RECORDS FOR THE EXERCISE Start Marker

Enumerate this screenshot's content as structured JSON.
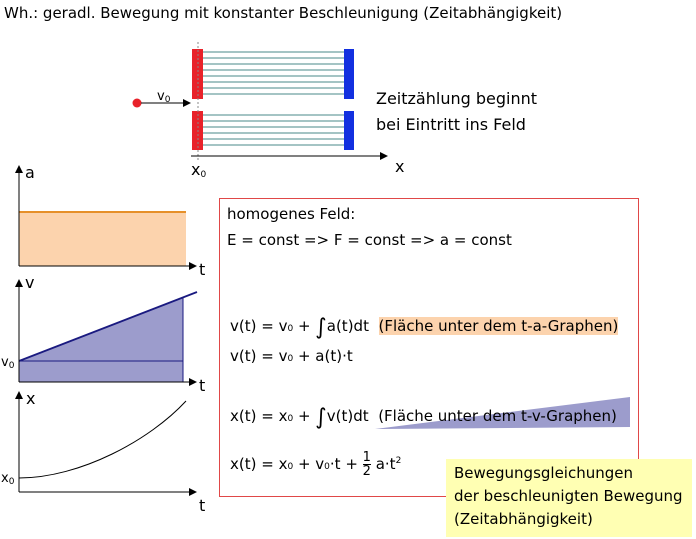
{
  "title": "Wh.: geradl. Bewegung mit konstanter Beschleunigung (Zeitabhängigkeit)",
  "note": {
    "line1": "Zeitzählung beginnt",
    "line2": "bei Eintritt ins Feld"
  },
  "setup": {
    "velocity_label": "v",
    "velocity_sub": "0",
    "x0_label": "x",
    "x0_sub": "0",
    "x_axis_label": "x"
  },
  "graphs": {
    "a": {
      "ylabel": "a",
      "xlabel": "t"
    },
    "v": {
      "ylabel": "v",
      "xlabel": "t",
      "y0_label": "v",
      "y0_sub": "0"
    },
    "x": {
      "ylabel": "x",
      "xlabel": "t",
      "y0_label": "x",
      "y0_sub": "0"
    }
  },
  "box": {
    "line1": "homogenes Feld:",
    "line2": "E = const => F = const => a = const",
    "eq_v1_left": "v(t) = v",
    "eq_v1_sub": "0",
    "eq_v1_mid": " + ",
    "eq_v1_int": "a(t)dt",
    "eq_v1_note": "(Fläche unter dem t-a-Graphen)",
    "eq_v2_left": "v(t) = v",
    "eq_v2_sub": "0",
    "eq_v2_rest": " + a(t)·t",
    "eq_x1_left": "x(t) = x",
    "eq_x1_sub": "0",
    "eq_x1_mid": " + ",
    "eq_x1_int": "v(t)dt",
    "eq_x1_note": "(Fläche unter dem t-v-Graphen)",
    "eq_x2_left": "x(t) = x",
    "eq_x2_sub1": "0",
    "eq_x2_mid": " + v",
    "eq_x2_sub2": "0",
    "eq_x2_mid2": "·t + ",
    "frac_num": "1",
    "frac_den": "2",
    "eq_x2_end": " a·t",
    "eq_x2_sup": "2"
  },
  "summary": {
    "line1": "Bewegungsgleichungen",
    "line2": "der beschleunigten Bewegung",
    "line3": "(Zeitabhängigkeit)"
  },
  "colors": {
    "field_plate_positive": "#e8222a",
    "field_plate_negative": "#1230e0",
    "field_lines": "#4a8a8a",
    "a_area": "#fcd3ad",
    "a_line": "#e6902a",
    "v_area": "#9c9ccc",
    "v_line": "#1a1a80",
    "box_border": "#e04848",
    "summary_bg": "#ffffb3"
  }
}
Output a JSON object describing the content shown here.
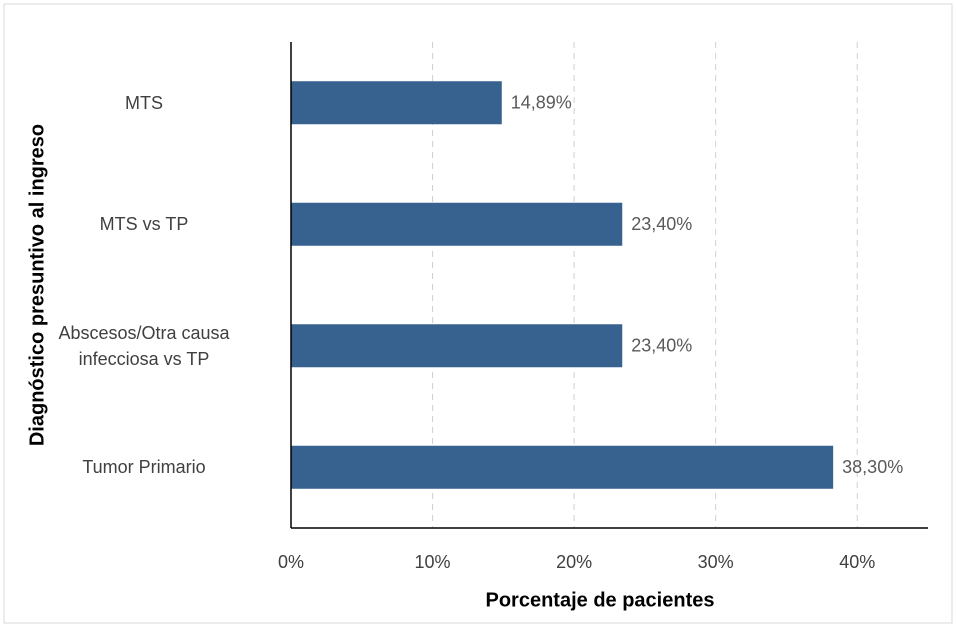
{
  "chart_data": {
    "type": "bar",
    "orientation": "horizontal",
    "categories": [
      "MTS",
      "MTS vs TP",
      "Abscesos/Otra causa\ninfecciosa vs TP",
      "Tumor Primario"
    ],
    "values": [
      14.89,
      23.4,
      23.4,
      38.3
    ],
    "value_labels": [
      "14,89%",
      "23,40%",
      "23,40%",
      "38,30%"
    ],
    "color": "#37618f",
    "xlim": [
      0,
      45
    ],
    "xticks": [
      {
        "value": 0,
        "label": "0%"
      },
      {
        "value": 10,
        "label": "10%"
      },
      {
        "value": 20,
        "label": "20%"
      },
      {
        "value": 30,
        "label": "30%"
      },
      {
        "value": 40,
        "label": "40%"
      }
    ],
    "grid": true,
    "xlabel": "Porcentaje de pacientes",
    "ylabel": "Diagnóstico presuntivo al ingreso"
  }
}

RECORDS FOR THE EXERCISE End Marker

## WORK INSTRUCTION
Please retype the data exactly. The pictures do not go in.

## RESULT
Enumerate this screenshot's content as structured JSON.
{
  "title": "Wh.: geradl. Bewegung mit konstanter Beschleunigung (Zeitabhängigkeit)",
  "note": {
    "line1": "Zeitzählung beginnt",
    "line2": "bei Eintritt ins Feld"
  },
  "setup": {
    "velocity_label": "v",
    "velocity_sub": "0",
    "x0_label": "x",
    "x0_sub": "0",
    "x_axis_label": "x"
  },
  "graphs": {
    "a": {
      "ylabel": "a",
      "xlabel": "t"
    },
    "v": {
      "ylabel": "v",
      "xlabel": "t",
      "y0_label": "v",
      "y0_sub": "0"
    },
    "x": {
      "ylabel": "x",
      "xlabel": "t",
      "y0_label": "x",
      "y0_sub": "0"
    }
  },
  "box": {
    "line1": "homogenes Feld:",
    "line2": "E = const => F = const => a = const",
    "eq_v1_left": "v(t) = v",
    "eq_v1_sub": "0",
    "eq_v1_mid": " + ",
    "eq_v1_int": "a(t)dt",
    "eq_v1_note": "(Fläche unter dem t-a-Graphen)",
    "eq_v2_left": "v(t) = v",
    "eq_v2_sub": "0",
    "eq_v2_rest": " + a(t)·t",
    "eq_x1_left": "x(t) = x",
    "eq_x1_sub": "0",
    "eq_x1_mid": " + ",
    "eq_x1_int": "v(t)dt",
    "eq_x1_note": "(Fläche unter dem t-v-Graphen)",
    "eq_x2_left": "x(t) = x",
    "eq_x2_sub1": "0",
    "eq_x2_mid": " + v",
    "eq_x2_sub2": "0",
    "eq_x2_mid2": "·t + ",
    "frac_num": "1",
    "frac_den": "2",
    "eq_x2_end": " a·t",
    "eq_x2_sup": "2"
  },
  "summary": {
    "line1": "Bewegungsgleichungen",
    "line2": "der beschleunigten Bewegung",
    "line3": "(Zeitabhängigkeit)"
  },
  "colors": {
    "field_plate_positive": "#e8222a",
    "field_plate_negative": "#1230e0",
    "field_lines": "#4a8a8a",
    "a_area": "#fcd3ad",
    "a_line": "#e6902a",
    "v_area": "#9c9ccc",
    "v_line": "#1a1a80",
    "box_border": "#e04848",
    "summary_bg": "#ffffb3"
  }
}
Output a JSON object describing the content shown here.
{
  "chart_data": {
    "type": "bar",
    "orientation": "horizontal",
    "categories": [
      "MTS",
      "MTS vs TP",
      "Abscesos/Otra causa\ninfecciosa vs TP",
      "Tumor Primario"
    ],
    "values": [
      14.89,
      23.4,
      23.4,
      38.3
    ],
    "value_labels": [
      "14,89%",
      "23,40%",
      "23,40%",
      "38,30%"
    ],
    "color": "#37618f",
    "xlim": [
      0,
      45
    ],
    "xticks": [
      {
        "value": 0,
        "label": "0%"
      },
      {
        "value": 10,
        "label": "10%"
      },
      {
        "value": 20,
        "label": "20%"
      },
      {
        "value": 30,
        "label": "30%"
      },
      {
        "value": 40,
        "label": "40%"
      }
    ],
    "grid": true,
    "xlabel": "Porcentaje de pacientes",
    "ylabel": "Diagnóstico presuntivo al ingreso"
  }
}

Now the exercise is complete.